During the claimant’s cross-examination at trial, the defendant alleged that he had failed to disclose additional income. In its closing submissions, the defendant said the claimant’s failure had no innocent explanation. The claimant’s further written submissions stated that if there was an error (which he denied), it had been innocent. The parties also disagreed regarding the relevance of innocence in interpreting the income protection policy, whereby the policy was void if the claimant made an untrue statement of a material fact (clause 5(1)(b)).
A further hearing was proposed to deal with these issues.
In April 2017, the judge emailed the parties identifying issues on which he thought further submissions might be helpful, including the hypothetical consequences of a finding that the claimant had innocently omitted material. This email was sent at the express invitation of the defendant’s counsel, who had written to the judge in the following terms:
“If at any point prior to the hearing your Lordship felt able to give some indication of the broad areas or issues where the Court would appreciate further argument, this may enable us all to prepare more efficiently and effectively, and if appropriate, to do some further research beforehand…”

• [RAW DATA]:
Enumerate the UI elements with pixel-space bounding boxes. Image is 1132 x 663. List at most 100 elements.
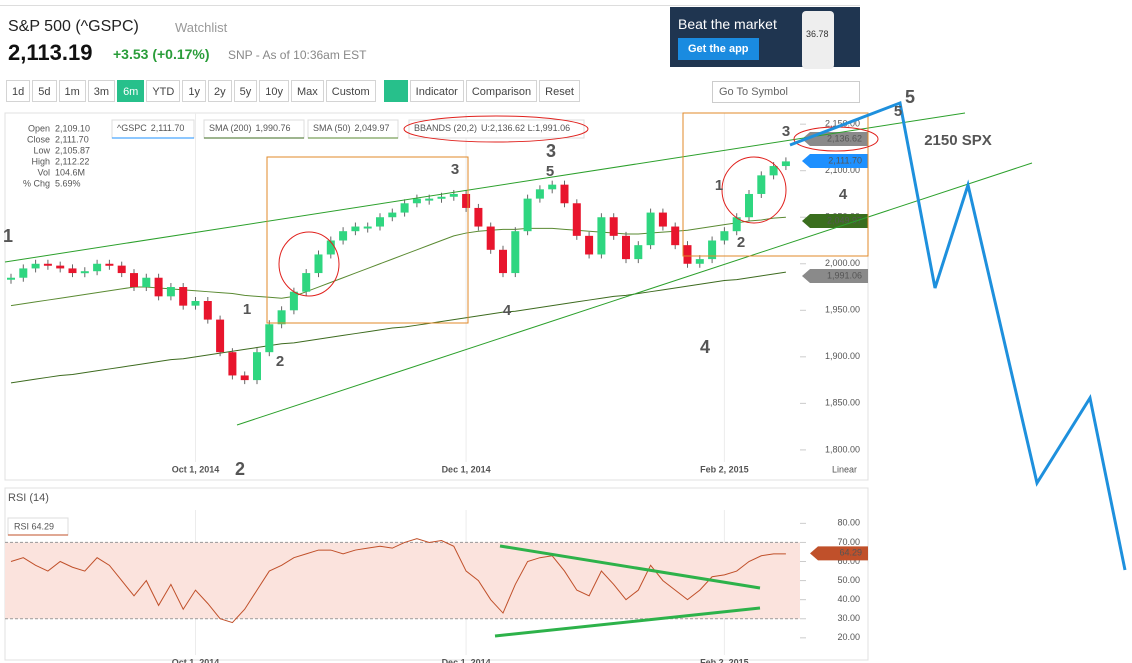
- candle: [400, 203, 409, 213]
- phone-value: 36.78: [806, 29, 829, 39]
- watchlist[interactable]: Watchlist: [175, 20, 228, 35]
- candle: [302, 273, 311, 292]
- info-value: 5.69%: [55, 178, 81, 188]
- candle: [597, 217, 606, 255]
- legend-entry: SMA (50) 2,049.97: [313, 123, 390, 133]
- candle: [708, 240, 717, 260]
- range-button[interactable]: 1y: [182, 80, 206, 102]
- candle: [31, 263, 40, 269]
- candle: [376, 217, 384, 227]
- info-value: 2,109.10: [55, 123, 90, 133]
- candle: [339, 231, 348, 241]
- y-tick-label: 50.00: [837, 575, 860, 585]
- candle: [56, 265, 65, 269]
- info-value: 2,105.87: [55, 145, 90, 155]
- candle: [572, 203, 581, 236]
- range-button[interactable]: 1m: [58, 80, 86, 102]
- toolbar: 1d 5d 1m 3m 6m YTD 1y 2y 5y 10y Max Custom Indicator…: [6, 80, 580, 104]
- candle: [117, 265, 126, 274]
- range-button[interactable]: 3m: [87, 80, 116, 102]
- candle: [240, 375, 249, 381]
- annotation: 5: [905, 87, 915, 107]
- legend-value: U:2,136.62 L:1,991.06: [481, 123, 570, 133]
- range-button[interactable]: 6m: [117, 80, 145, 102]
- legend-entry: ^GSPC 2,111.70: [117, 123, 184, 133]
- y-tick-label: 20.00: [837, 632, 860, 642]
- tool-button[interactable]: Indicator: [409, 80, 464, 102]
- annotation: 2: [737, 234, 745, 251]
- change: +3.53 (+0.17%): [113, 46, 210, 62]
- y-tick-label: 1,800.00: [825, 444, 860, 454]
- range-button[interactable]: 5d: [32, 80, 57, 102]
- candle: [191, 300, 200, 306]
- annotation: 1: [715, 177, 723, 194]
- info-label: High: [31, 156, 50, 166]
- range-button[interactable]: 10y: [259, 80, 289, 102]
- chart-type-button[interactable]: [383, 80, 408, 102]
- candle: [412, 198, 421, 204]
- candle: [646, 212, 655, 246]
- candle: [499, 249, 507, 274]
- y-tick-label: 1,900.00: [825, 351, 860, 361]
- annotation: 3: [546, 141, 556, 161]
- legend-entry: RSI 64.29: [14, 521, 54, 531]
- candle: [523, 198, 532, 232]
- legend-value: 2,049.97: [355, 123, 390, 133]
- candle: [769, 166, 778, 176]
- candle: [757, 175, 766, 194]
- header: S&P 500 (^GSPC) Watchlist 2,113.19 +3.53…: [0, 5, 860, 66]
- annotation: 5: [546, 163, 554, 180]
- range-button[interactable]: YTD: [146, 80, 181, 102]
- drawn-line: [236, 162, 1033, 426]
- ad-button[interactable]: Get the app: [678, 38, 759, 60]
- price-tag: [802, 214, 868, 228]
- drawn-line: [499, 544, 761, 590]
- legend-entry: BBANDS (20,2) U:2,136.62 L:1,991.06: [414, 123, 570, 133]
- candle: [462, 193, 471, 208]
- info-value: 2,112.22: [55, 156, 89, 166]
- range-button[interactable]: 1d: [6, 80, 31, 102]
- candle: [166, 287, 175, 297]
- series-line: [10, 271, 786, 384]
- x-tick-label: Dec 1, 2014: [442, 464, 491, 474]
- range-button[interactable]: 2y: [207, 80, 232, 102]
- candle: [449, 193, 458, 197]
- x-tick-label: Oct 1, 2014: [172, 464, 220, 474]
- range-button[interactable]: Max: [290, 80, 324, 102]
- candle: [203, 300, 212, 320]
- legend-name: SMA (200): [209, 123, 252, 133]
- drawn-circle: [278, 231, 340, 297]
- candle: [43, 263, 52, 266]
- panel-title: RSI (14): [8, 492, 49, 504]
- candle: [363, 226, 372, 229]
- candle: [142, 277, 151, 288]
- custom-button[interactable]: Custom: [325, 80, 376, 102]
- candle: [560, 184, 569, 204]
- annotation: 3: [451, 161, 459, 178]
- tool-button[interactable]: Comparison: [465, 80, 538, 102]
- candle: [388, 212, 397, 218]
- info-value: 2,111.70: [55, 134, 89, 144]
- symbol-input[interactable]: Go To Symbol: [712, 81, 860, 103]
- candle: [609, 217, 618, 236]
- candle: [425, 198, 434, 201]
- annotation: 5: [894, 103, 902, 120]
- legend-pill: [408, 119, 585, 139]
- candle: [68, 268, 77, 274]
- candle: [474, 207, 483, 227]
- annotation: 3: [782, 123, 790, 140]
- drawn-line: [494, 606, 761, 638]
- price-tag-label: 1,991.06: [827, 270, 862, 280]
- range-button[interactable]: 5y: [233, 80, 258, 102]
- y-tick-label: 2,000.00: [825, 258, 860, 268]
- tool-button[interactable]: Reset: [539, 80, 580, 102]
- y-tick-label: 1,850.00: [825, 398, 860, 408]
- candle: [105, 263, 114, 266]
- info-value: 104.6M: [55, 167, 85, 177]
- candle: [535, 189, 544, 199]
- ad[interactable]: Beat the market Get the app 36.78: [670, 7, 860, 69]
- candle: [671, 226, 680, 246]
- candle: [265, 324, 274, 353]
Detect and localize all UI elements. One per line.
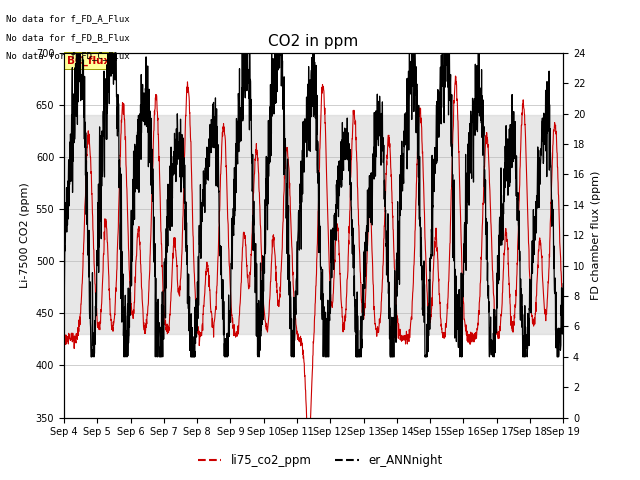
- Text: No data for f_FD_A_Flux: No data for f_FD_A_Flux: [6, 14, 130, 24]
- Y-axis label: FD chamber flux (ppm): FD chamber flux (ppm): [591, 170, 601, 300]
- Bar: [64, 115, 563, 334]
- Text: No data for f_FD_B_Flux: No data for f_FD_B_Flux: [6, 33, 130, 42]
- Y-axis label: Li-7500 CO2 (ppm): Li-7500 CO2 (ppm): [20, 182, 30, 288]
- Title: CO2 in ppm: CO2 in ppm: [268, 34, 359, 49]
- Text: No data for f_FD_C_Flux: No data for f_FD_C_Flux: [6, 51, 130, 60]
- Legend: li75_co2_ppm, er_ANNnight: li75_co2_ppm, er_ANNnight: [193, 449, 447, 472]
- Text: BC_flux: BC_flux: [67, 56, 110, 66]
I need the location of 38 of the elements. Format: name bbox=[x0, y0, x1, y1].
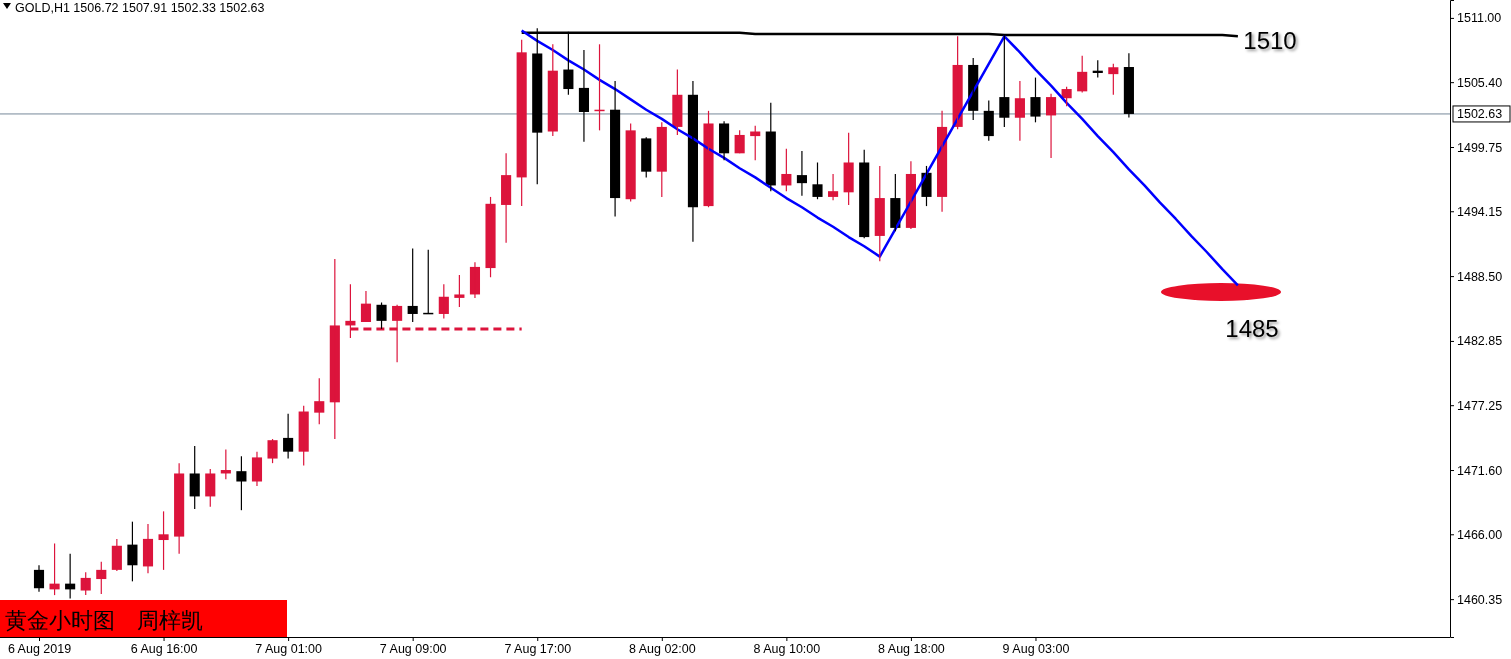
candlestick bbox=[158, 510, 169, 571]
y-tick-label: 1494.15 bbox=[1457, 204, 1503, 219]
annotation: 1485 bbox=[1225, 315, 1279, 343]
x-tick-label: 7 Aug 17:00 bbox=[504, 641, 572, 656]
candlestick bbox=[1108, 63, 1119, 96]
line-series bbox=[520, 29, 1240, 287]
candlestick bbox=[267, 438, 278, 464]
candlestick bbox=[703, 110, 714, 208]
y-tick-label: 1499.75 bbox=[1457, 140, 1503, 155]
x-tick-label: 6 Aug 2019 bbox=[7, 641, 72, 656]
candlestick bbox=[314, 377, 325, 425]
x-tick-label: 8 Aug 18:00 bbox=[878, 641, 945, 656]
candlestick bbox=[80, 571, 91, 596]
x-tick-label: 9 Aug 03:00 bbox=[1002, 641, 1070, 656]
y-tick-label: 1505.40 bbox=[1457, 75, 1503, 90]
text: 黄金小时图 周梓凯 bbox=[5, 608, 203, 633]
candlestick bbox=[1030, 76, 1041, 123]
y-tick-label: 1460.35 bbox=[1457, 592, 1503, 607]
candlestick bbox=[485, 196, 496, 278]
y-tick-label: 1477.25 bbox=[1457, 398, 1503, 413]
y-tick-label: 1466.00 bbox=[1457, 527, 1503, 542]
y-tick-label: 1482.85 bbox=[1457, 334, 1503, 349]
y-tick-label: 1471.60 bbox=[1457, 463, 1503, 478]
x-tick-label: 8 Aug 10:00 bbox=[753, 641, 821, 656]
candlestick bbox=[812, 161, 823, 200]
chart-subtitle: GOLD,H1 1506.72 1507.91 1502.33 1502.63 bbox=[15, 1, 265, 15]
candlestick bbox=[454, 274, 465, 308]
x-tick-label: 8 Aug 02:00 bbox=[628, 641, 696, 656]
x-tick-label: 6 Aug 16:00 bbox=[130, 641, 198, 656]
y-tick-label: 1511.00 bbox=[1457, 11, 1502, 26]
x-tick-label: 7 Aug 01:00 bbox=[255, 641, 323, 656]
annotation: 1510 bbox=[1243, 27, 1297, 55]
candlestick bbox=[236, 455, 247, 511]
x-tick-label: 7 Aug 09:00 bbox=[379, 641, 447, 656]
candlestick bbox=[641, 136, 652, 179]
ref-line-label: 1502.63 bbox=[1457, 107, 1503, 122]
candlestick bbox=[376, 301, 387, 330]
y-tick-label: 1488.50 bbox=[1457, 269, 1503, 284]
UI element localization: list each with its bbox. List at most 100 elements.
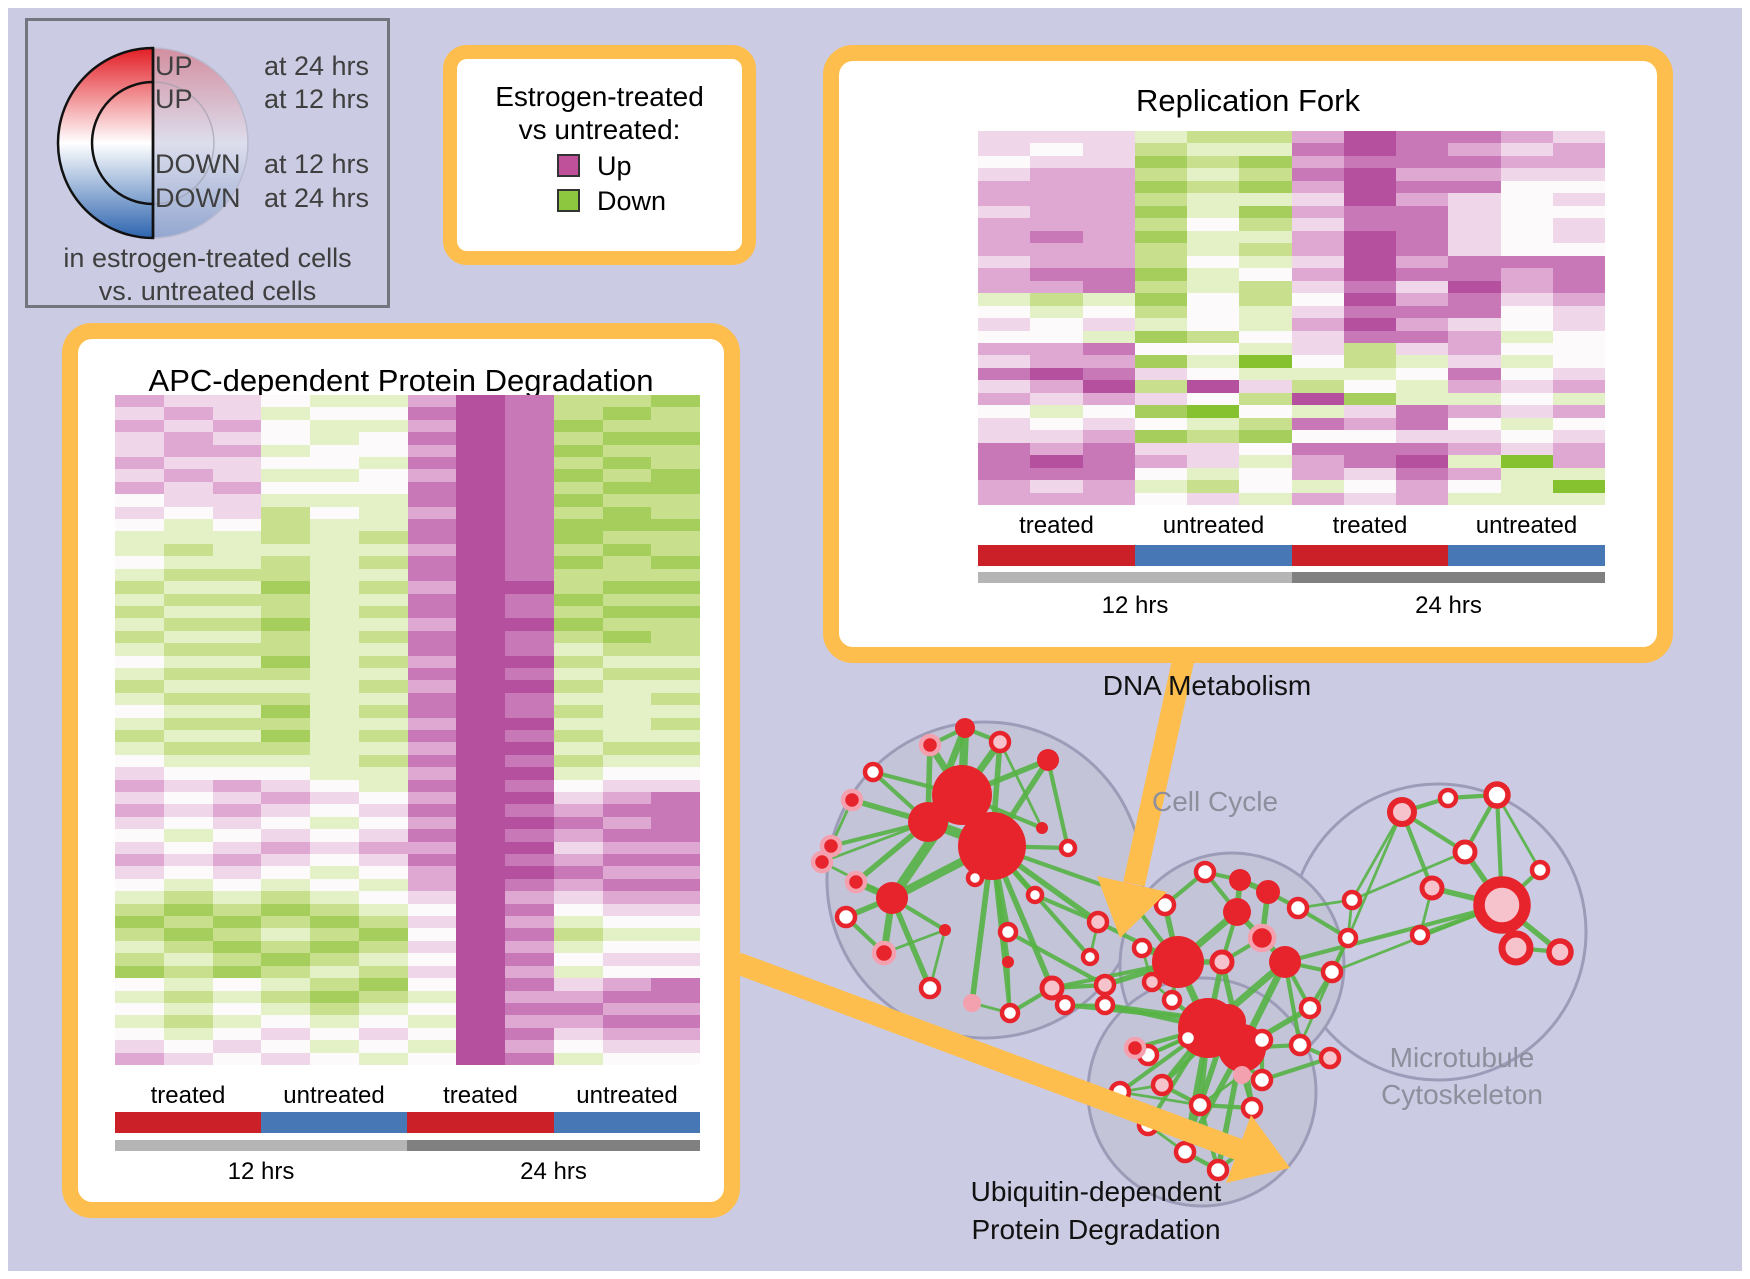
- network-node-ring-white: [1240, 1096, 1264, 1120]
- heatmap-cell: [1082, 243, 1135, 256]
- heatmap-cell: [261, 593, 310, 606]
- network-edge: [1350, 810, 1404, 902]
- network-node-solid: [932, 765, 992, 825]
- heatmap-cell: [115, 891, 164, 904]
- heatmap-cell: [1082, 155, 1135, 169]
- heatmap-cell: [212, 940, 262, 954]
- heatmap-cell: [1552, 367, 1605, 381]
- heatmap-cell: [1187, 293, 1240, 306]
- heatmap-cell: [602, 866, 652, 879]
- heatmap-cell: [261, 866, 310, 879]
- heatmap-row: [115, 395, 700, 408]
- heatmap-cell: [407, 531, 457, 544]
- network-node-ring-white: [1341, 889, 1363, 911]
- heatmap-cell: [1082, 417, 1135, 431]
- network-node-solid: [1223, 898, 1251, 926]
- heatmap-cell: [407, 469, 457, 482]
- heatmap-cell: [407, 1040, 457, 1053]
- heatmap-cell: [1030, 405, 1083, 418]
- heatmap-cell: [212, 916, 262, 929]
- heatmap-cell: [1448, 193, 1501, 206]
- heatmap-cell: [978, 131, 1031, 144]
- heatmap-cell: [261, 605, 310, 619]
- heatmap-cell: [1448, 392, 1501, 406]
- heatmap-cell: [261, 717, 310, 730]
- heatmap-cell: [310, 891, 359, 904]
- heatmap-cell: [310, 543, 359, 557]
- heatmap-cell: [553, 432, 603, 445]
- network-node-ring-white: [1161, 989, 1183, 1011]
- heatmap-cell: [1134, 392, 1187, 406]
- heatmap-cell: [553, 891, 603, 904]
- heatmap-cell: [115, 978, 164, 991]
- heatmap-cell: [407, 841, 457, 855]
- heatmap-cell: [358, 1015, 408, 1028]
- heatmap-cell: [456, 816, 505, 830]
- heatmap-cell: [1187, 417, 1240, 431]
- heatmap-cell: [602, 692, 652, 706]
- heatmap-cell: [602, 481, 652, 495]
- heatmap-cell: [163, 481, 213, 495]
- network-node-ring-pink: [988, 730, 1012, 754]
- heatmap-cell: [651, 568, 700, 582]
- heatmap-cell: [212, 816, 262, 830]
- network-edge: [1032, 892, 1101, 925]
- heatmap-cell: [602, 953, 652, 966]
- heatmap-row: [115, 667, 700, 681]
- network-node-ring-white: [862, 761, 884, 783]
- heatmap-cell: [505, 680, 554, 693]
- heatmap-cell: [1134, 355, 1187, 368]
- heatmap-cell: [1448, 280, 1501, 294]
- heatmap-cell: [407, 1015, 457, 1028]
- heatmap-cell: [1082, 230, 1135, 244]
- heatmap-cell: [553, 481, 603, 495]
- heatmap-cell: [212, 965, 262, 979]
- heatmap-cell: [1396, 193, 1449, 206]
- replication-fork-heatmap: [978, 131, 1605, 506]
- heatmap-cell: [978, 355, 1031, 368]
- heatmap-cell: [1291, 392, 1344, 406]
- heatmap-cell: [407, 729, 457, 743]
- heatmap-row: [115, 829, 700, 842]
- heatmap-cell: [1343, 243, 1396, 256]
- heatmap-row: [978, 131, 1605, 144]
- circle-right-inner-arc: [152, 81, 215, 205]
- heatmap-cell: [456, 953, 505, 966]
- heatmap-cell: [978, 405, 1031, 418]
- heatmap-cell: [1134, 230, 1187, 244]
- heatmap-cell: [310, 1002, 359, 1016]
- heatmap-cell: [1082, 131, 1135, 144]
- heatmap-cell: [310, 655, 359, 668]
- heatmap-cell: [1448, 442, 1501, 456]
- heatmap-cell: [407, 1027, 457, 1041]
- heatmap-cell: [407, 705, 457, 718]
- heatmap-cell: [163, 891, 213, 904]
- heatmap-cell: [1187, 218, 1240, 231]
- heatmap-cell: [602, 519, 652, 532]
- heatmap-cell: [505, 816, 554, 830]
- network-node-ring-white: [834, 905, 858, 929]
- heatmap-cell: [1552, 230, 1605, 244]
- heatmap-cell: [505, 878, 554, 892]
- heatmap-cell: [553, 916, 603, 929]
- heatmap-row: [115, 444, 700, 458]
- heatmap-cell: [115, 965, 164, 979]
- heatmap-cell: [1030, 318, 1083, 331]
- heatmap-cell: [602, 729, 652, 743]
- heatmap-cell: [651, 878, 700, 892]
- heatmap-cell: [358, 903, 408, 917]
- heatmap-cell: [163, 779, 213, 792]
- heatmap-cell: [456, 717, 505, 730]
- heatmap-cell: [456, 729, 505, 743]
- heatmap-cell: [651, 457, 700, 470]
- up-color-swatch: [557, 154, 580, 177]
- heatmap-cell: [115, 407, 164, 420]
- heatmap-cell: [1239, 492, 1292, 506]
- heatmap-row: [978, 155, 1605, 169]
- heatmap-cell: [1082, 293, 1135, 306]
- heatmap-cell: [456, 457, 505, 470]
- heatmap-cell: [261, 854, 310, 867]
- heatmap-cell: [505, 481, 554, 495]
- heatmap-row: [115, 742, 700, 755]
- heatmap-cell: [1552, 268, 1605, 281]
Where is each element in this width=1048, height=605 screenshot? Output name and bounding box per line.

• [DIRECTIONS]:
1 - According to the court passage, under what condition was the income protection policy void?
2 - Using the court passage, explain why the judge emailed the parties in April 2017 to identify issues for further submissions.
3 - List every action the court passage says the defendant or its counsel took alone, not jointly with the claimant.
Answer using only the court passage.

• [ANSWERS TO THE PROBLEMS]:
1 - The policy was void if the claimant made an untrue statement of a material fact.

2 - Defense counsel had expressly asked him to. Counsel wrote that an early sign of the areas where the court wanted more argument might help everyone prepare more efficiently and effectively, and do any needed research beforehand.

3 -
- During the claimant's cross-examination, alleged that he had failed to disclose additional income.
- In closing submissions, said the claimant's failure had no innocent explanation.
- Counsel wrote to the judge asking for an indication of the broad areas or issues where the court wanted further argument.